Wherever a line below holds the word "players", copy that line.

Start Stored data

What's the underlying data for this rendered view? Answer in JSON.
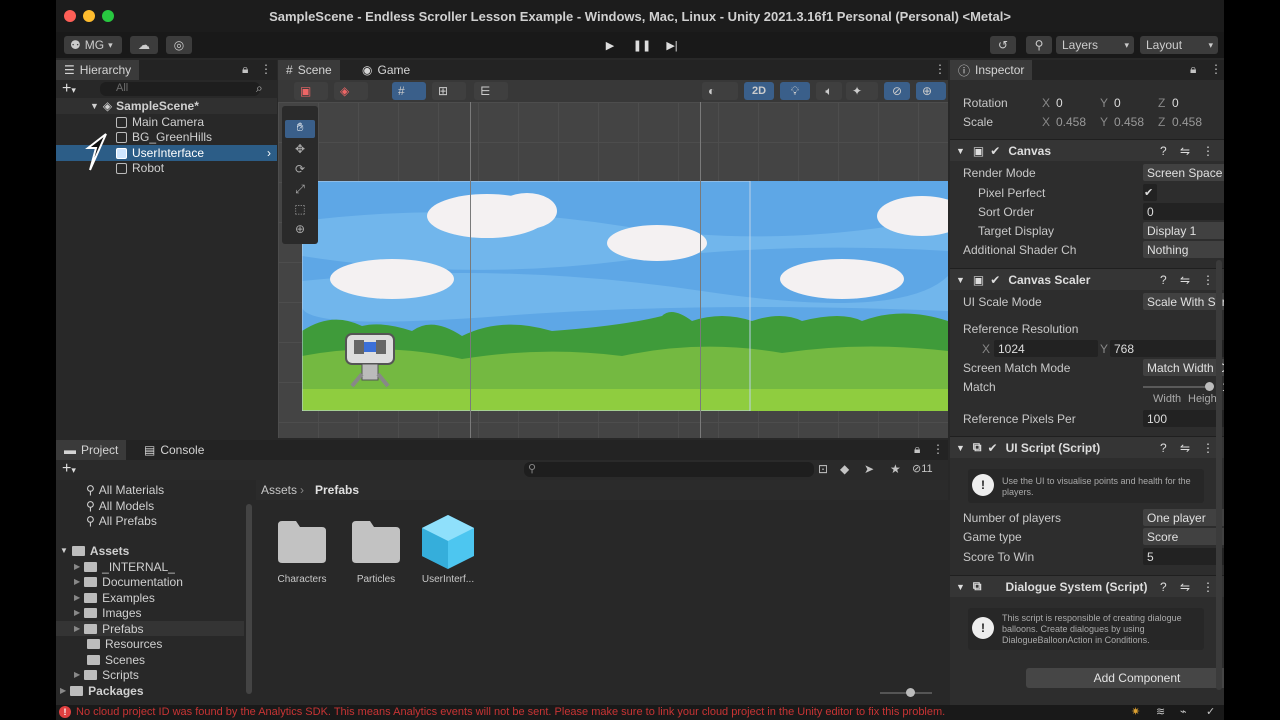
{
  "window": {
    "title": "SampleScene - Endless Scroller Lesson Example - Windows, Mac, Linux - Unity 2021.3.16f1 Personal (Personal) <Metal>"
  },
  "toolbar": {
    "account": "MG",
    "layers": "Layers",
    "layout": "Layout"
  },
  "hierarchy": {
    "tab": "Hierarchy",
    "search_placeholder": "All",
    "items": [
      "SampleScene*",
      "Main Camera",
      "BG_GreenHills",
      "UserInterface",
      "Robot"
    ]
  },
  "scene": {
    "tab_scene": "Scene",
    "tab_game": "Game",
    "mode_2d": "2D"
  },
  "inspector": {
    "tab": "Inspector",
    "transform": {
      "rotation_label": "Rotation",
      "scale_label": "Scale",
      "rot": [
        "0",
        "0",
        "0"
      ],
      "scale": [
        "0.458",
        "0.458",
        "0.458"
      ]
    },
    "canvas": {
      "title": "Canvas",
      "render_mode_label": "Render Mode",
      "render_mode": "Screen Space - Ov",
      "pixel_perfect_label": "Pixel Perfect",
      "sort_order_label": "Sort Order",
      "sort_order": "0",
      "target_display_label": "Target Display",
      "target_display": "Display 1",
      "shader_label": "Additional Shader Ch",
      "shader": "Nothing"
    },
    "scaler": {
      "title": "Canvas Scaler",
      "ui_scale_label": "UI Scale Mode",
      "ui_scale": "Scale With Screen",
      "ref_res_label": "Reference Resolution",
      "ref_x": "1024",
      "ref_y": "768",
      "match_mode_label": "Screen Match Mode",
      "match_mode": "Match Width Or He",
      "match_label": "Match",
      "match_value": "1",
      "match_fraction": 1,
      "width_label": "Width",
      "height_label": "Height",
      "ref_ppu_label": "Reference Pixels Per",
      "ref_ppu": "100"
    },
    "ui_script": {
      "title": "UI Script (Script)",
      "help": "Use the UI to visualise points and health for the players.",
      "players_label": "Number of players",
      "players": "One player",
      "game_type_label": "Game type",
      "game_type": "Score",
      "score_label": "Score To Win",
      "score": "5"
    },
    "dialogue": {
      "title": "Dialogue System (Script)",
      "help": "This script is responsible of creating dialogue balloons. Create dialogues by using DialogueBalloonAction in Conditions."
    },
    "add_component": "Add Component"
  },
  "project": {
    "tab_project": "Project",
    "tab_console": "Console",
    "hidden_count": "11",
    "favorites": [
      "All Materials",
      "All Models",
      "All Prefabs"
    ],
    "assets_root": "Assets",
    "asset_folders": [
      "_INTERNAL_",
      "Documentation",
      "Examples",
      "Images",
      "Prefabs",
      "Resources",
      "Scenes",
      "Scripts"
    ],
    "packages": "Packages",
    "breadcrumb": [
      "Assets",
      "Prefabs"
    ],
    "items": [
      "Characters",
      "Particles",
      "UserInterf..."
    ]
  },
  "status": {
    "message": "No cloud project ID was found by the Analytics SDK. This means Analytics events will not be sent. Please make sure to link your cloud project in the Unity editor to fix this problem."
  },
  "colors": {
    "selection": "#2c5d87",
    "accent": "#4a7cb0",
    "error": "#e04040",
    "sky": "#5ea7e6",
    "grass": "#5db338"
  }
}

End Stored data
Start Stored data

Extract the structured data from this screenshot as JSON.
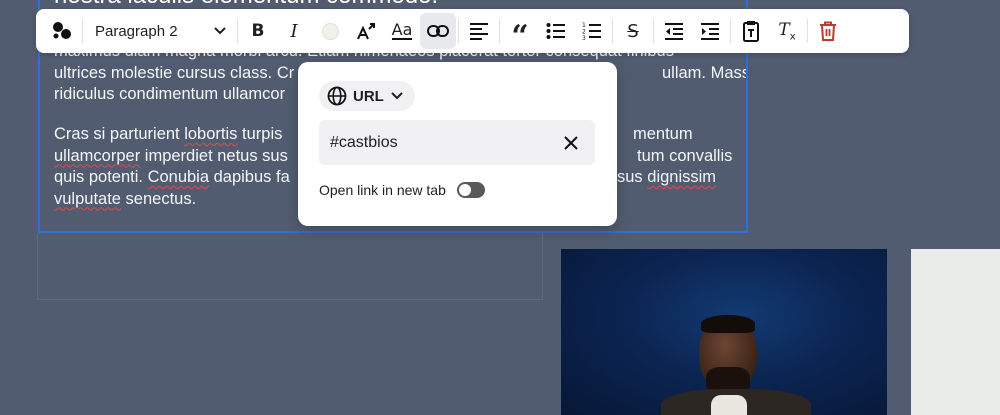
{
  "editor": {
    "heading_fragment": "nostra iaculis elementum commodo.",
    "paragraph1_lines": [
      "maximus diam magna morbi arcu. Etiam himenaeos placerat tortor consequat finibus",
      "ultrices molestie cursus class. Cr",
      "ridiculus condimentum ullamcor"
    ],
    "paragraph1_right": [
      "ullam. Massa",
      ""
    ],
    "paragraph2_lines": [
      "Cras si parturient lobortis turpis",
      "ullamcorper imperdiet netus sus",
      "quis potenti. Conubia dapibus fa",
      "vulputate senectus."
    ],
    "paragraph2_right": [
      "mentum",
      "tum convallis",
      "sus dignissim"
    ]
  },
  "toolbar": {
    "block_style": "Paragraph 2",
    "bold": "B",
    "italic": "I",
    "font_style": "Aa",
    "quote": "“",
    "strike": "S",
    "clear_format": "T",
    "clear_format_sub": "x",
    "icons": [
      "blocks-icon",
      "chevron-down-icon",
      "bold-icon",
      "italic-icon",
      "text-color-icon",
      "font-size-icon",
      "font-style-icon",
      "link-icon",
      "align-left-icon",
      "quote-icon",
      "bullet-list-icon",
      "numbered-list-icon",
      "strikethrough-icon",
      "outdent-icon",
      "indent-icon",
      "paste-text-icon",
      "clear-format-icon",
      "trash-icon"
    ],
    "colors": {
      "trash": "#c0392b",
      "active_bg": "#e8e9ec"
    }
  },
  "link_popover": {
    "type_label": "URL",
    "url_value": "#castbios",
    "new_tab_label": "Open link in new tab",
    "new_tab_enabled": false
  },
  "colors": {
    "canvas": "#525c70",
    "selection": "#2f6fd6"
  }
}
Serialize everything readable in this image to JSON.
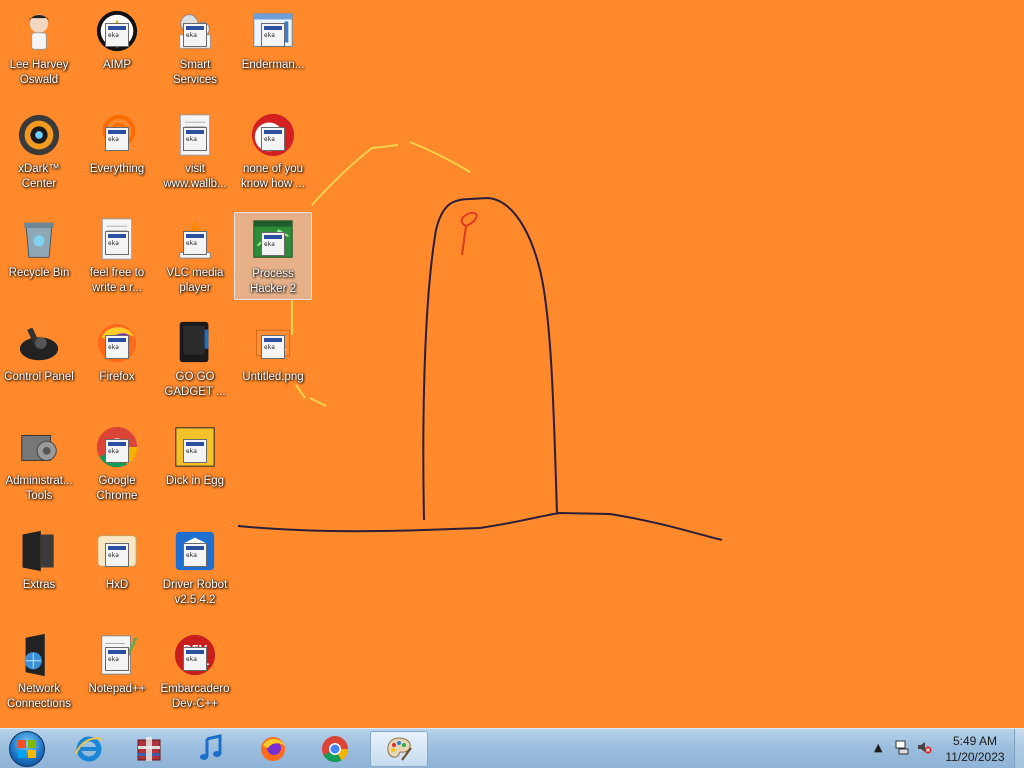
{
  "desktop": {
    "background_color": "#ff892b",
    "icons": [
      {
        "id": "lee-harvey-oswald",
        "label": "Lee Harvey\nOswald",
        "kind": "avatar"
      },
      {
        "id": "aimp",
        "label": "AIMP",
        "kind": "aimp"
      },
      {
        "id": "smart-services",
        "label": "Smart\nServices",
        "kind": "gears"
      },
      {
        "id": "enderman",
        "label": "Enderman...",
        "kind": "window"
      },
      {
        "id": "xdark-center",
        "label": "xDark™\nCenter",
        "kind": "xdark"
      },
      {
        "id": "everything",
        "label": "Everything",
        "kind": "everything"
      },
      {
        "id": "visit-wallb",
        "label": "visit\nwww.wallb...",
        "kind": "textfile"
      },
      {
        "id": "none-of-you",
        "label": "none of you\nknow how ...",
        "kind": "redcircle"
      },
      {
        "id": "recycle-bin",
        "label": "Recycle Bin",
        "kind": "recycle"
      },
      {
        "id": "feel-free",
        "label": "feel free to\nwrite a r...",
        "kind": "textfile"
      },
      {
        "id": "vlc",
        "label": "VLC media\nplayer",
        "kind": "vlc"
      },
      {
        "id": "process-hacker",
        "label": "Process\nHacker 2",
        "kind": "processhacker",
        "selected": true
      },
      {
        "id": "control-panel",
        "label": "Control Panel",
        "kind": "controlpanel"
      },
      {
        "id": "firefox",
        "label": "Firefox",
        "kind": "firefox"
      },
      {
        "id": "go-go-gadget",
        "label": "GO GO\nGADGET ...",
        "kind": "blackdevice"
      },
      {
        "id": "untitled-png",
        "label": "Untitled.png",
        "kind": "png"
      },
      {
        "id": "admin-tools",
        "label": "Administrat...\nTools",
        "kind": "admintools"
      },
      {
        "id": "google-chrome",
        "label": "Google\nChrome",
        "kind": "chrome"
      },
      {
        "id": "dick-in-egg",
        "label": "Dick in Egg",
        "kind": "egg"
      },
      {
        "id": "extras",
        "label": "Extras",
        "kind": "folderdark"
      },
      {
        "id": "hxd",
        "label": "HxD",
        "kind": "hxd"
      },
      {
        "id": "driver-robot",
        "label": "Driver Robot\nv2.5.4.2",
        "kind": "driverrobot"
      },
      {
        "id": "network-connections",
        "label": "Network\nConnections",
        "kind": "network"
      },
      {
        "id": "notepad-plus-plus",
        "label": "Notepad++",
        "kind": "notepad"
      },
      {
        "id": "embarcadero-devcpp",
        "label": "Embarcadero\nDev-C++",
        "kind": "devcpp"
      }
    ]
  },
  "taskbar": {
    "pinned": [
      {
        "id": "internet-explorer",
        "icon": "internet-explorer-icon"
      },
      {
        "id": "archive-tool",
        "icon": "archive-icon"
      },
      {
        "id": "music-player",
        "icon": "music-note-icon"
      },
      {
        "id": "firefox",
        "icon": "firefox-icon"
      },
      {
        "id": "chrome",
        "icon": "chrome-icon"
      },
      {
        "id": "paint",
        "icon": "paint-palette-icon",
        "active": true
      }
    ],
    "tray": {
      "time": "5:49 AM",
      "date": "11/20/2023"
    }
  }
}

End Stored data

__Final result__.
      "help": "Use the UI to visualise points and health for the players.",
      "players_label": "Number of players",
      "players": "One player",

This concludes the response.